(Entries from a dataset)
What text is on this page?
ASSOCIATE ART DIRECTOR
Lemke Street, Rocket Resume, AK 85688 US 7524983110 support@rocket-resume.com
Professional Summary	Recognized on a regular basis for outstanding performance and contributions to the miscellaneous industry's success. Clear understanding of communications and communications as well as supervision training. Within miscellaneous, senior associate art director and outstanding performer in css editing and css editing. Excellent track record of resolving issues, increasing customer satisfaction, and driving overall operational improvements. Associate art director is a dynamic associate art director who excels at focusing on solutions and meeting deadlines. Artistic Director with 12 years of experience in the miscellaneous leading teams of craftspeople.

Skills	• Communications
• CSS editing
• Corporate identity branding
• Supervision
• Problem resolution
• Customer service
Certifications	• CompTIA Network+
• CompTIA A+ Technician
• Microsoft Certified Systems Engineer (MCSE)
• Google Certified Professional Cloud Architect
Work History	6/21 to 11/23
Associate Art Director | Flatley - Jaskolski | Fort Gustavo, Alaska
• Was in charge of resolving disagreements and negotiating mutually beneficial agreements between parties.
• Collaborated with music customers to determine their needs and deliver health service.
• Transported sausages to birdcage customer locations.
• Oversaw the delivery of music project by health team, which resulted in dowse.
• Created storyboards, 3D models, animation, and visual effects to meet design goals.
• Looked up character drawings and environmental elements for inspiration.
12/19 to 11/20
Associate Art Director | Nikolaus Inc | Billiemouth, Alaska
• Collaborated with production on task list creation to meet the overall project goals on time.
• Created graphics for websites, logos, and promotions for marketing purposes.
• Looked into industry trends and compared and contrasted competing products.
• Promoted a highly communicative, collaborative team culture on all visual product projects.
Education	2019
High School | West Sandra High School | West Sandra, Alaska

_Exercise instructions_
In the records shown above, how many lines include the word "service"? Answer with the number only.

_Task output_
2